_Available records_
━━━━━━━━
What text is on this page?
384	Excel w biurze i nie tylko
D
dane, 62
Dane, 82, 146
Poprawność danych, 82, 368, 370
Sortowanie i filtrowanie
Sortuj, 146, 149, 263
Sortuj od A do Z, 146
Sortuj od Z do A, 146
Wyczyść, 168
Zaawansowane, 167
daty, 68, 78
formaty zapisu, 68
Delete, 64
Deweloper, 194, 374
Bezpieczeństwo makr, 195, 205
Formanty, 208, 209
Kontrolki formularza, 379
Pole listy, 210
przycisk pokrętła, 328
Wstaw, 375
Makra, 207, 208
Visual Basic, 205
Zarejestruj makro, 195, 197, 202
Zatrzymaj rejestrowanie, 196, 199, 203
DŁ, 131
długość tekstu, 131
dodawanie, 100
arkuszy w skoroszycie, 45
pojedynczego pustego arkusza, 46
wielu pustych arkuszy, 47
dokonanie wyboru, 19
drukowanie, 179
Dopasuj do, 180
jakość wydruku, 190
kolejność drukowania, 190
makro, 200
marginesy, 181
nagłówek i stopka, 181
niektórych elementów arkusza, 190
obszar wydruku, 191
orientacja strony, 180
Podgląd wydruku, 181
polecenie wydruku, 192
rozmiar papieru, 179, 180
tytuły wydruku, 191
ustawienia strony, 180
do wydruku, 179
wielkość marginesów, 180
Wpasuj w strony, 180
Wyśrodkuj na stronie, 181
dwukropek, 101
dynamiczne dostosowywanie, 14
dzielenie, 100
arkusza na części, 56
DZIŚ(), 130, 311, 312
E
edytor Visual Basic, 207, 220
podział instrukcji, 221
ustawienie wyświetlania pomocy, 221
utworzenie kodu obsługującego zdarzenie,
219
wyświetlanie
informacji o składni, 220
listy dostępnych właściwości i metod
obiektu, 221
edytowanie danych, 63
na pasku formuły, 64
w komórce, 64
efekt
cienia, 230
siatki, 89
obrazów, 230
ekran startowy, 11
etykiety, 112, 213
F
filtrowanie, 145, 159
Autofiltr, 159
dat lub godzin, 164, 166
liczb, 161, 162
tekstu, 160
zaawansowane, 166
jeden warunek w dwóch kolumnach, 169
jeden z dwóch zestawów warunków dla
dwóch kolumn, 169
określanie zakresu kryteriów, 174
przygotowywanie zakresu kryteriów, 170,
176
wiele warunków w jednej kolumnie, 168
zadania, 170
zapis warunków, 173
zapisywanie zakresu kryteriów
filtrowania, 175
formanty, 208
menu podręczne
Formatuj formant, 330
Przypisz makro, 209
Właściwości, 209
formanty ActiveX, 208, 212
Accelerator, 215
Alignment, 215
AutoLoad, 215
━━━━━━━━
Check each line of the data above for the word "zakresu" and say how many lines have it. Give the number alone.

3